"""

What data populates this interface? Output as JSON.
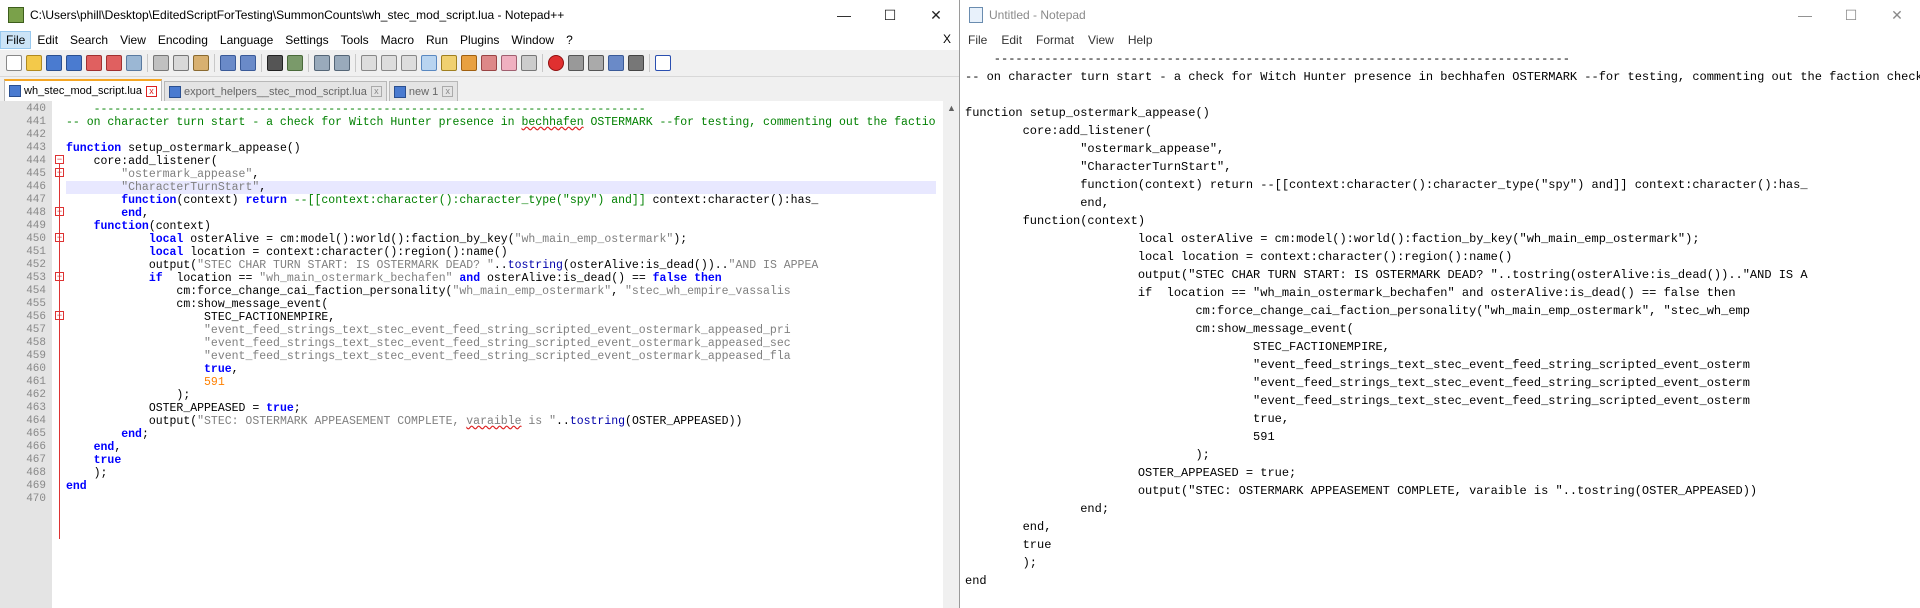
{
  "npp": {
    "title": "C:\\Users\\phill\\Desktop\\EditedScriptForTesting\\SummonCounts\\wh_stec_mod_script.lua - Notepad++",
    "menu": [
      "File",
      "Edit",
      "Search",
      "View",
      "Encoding",
      "Language",
      "Settings",
      "Tools",
      "Macro",
      "Run",
      "Plugins",
      "Window",
      "?"
    ],
    "menu_close": "X",
    "tabs": [
      {
        "label": "wh_stec_mod_script.lua",
        "active": true
      },
      {
        "label": "export_helpers__stec_mod_script.lua",
        "active": false
      },
      {
        "label": "new 1",
        "active": false
      }
    ],
    "line_numbers": [
      "440",
      "441",
      "442",
      "443",
      "444",
      "445",
      "446",
      "447",
      "448",
      "449",
      "450",
      "451",
      "452",
      "453",
      "454",
      "455",
      "456",
      "457",
      "458",
      "459",
      "460",
      "461",
      "462",
      "463",
      "464",
      "465",
      "466",
      "467",
      "468",
      "469",
      "470"
    ]
  },
  "notepad": {
    "title": "Untitled - Notepad",
    "menu": [
      "File",
      "Edit",
      "Format",
      "View",
      "Help"
    ]
  },
  "window_controls": {
    "minimize": "—",
    "maximize": "☐",
    "close": "✕"
  },
  "colors": {
    "comment": "#008000",
    "keyword": "#0000ff",
    "string": "#808080",
    "number": "#ff8000",
    "active_tab_accent": "#f5a623"
  }
}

"""

Transcribe all of the records above character for character. Exclude the pictures.

What data populates this interface? Output as JSON.
{
  "npp": {
    "title": "C:\\Users\\phill\\Desktop\\EditedScriptForTesting\\SummonCounts\\wh_stec_mod_script.lua - Notepad++",
    "menu": [
      "File",
      "Edit",
      "Search",
      "View",
      "Encoding",
      "Language",
      "Settings",
      "Tools",
      "Macro",
      "Run",
      "Plugins",
      "Window",
      "?"
    ],
    "menu_close": "X",
    "tabs": [
      {
        "label": "wh_stec_mod_script.lua",
        "active": true
      },
      {
        "label": "export_helpers__stec_mod_script.lua",
        "active": false
      },
      {
        "label": "new 1",
        "active": false
      }
    ],
    "line_numbers": [
      "440",
      "441",
      "442",
      "443",
      "444",
      "445",
      "446",
      "447",
      "448",
      "449",
      "450",
      "451",
      "452",
      "453",
      "454",
      "455",
      "456",
      "457",
      "458",
      "459",
      "460",
      "461",
      "462",
      "463",
      "464",
      "465",
      "466",
      "467",
      "468",
      "469",
      "470"
    ]
  },
  "notepad": {
    "title": "Untitled - Notepad",
    "menu": [
      "File",
      "Edit",
      "Format",
      "View",
      "Help"
    ]
  },
  "window_controls": {
    "minimize": "—",
    "maximize": "☐",
    "close": "✕"
  },
  "colors": {
    "comment": "#008000",
    "keyword": "#0000ff",
    "string": "#808080",
    "number": "#ff8000",
    "active_tab_accent": "#f5a623"
  }
}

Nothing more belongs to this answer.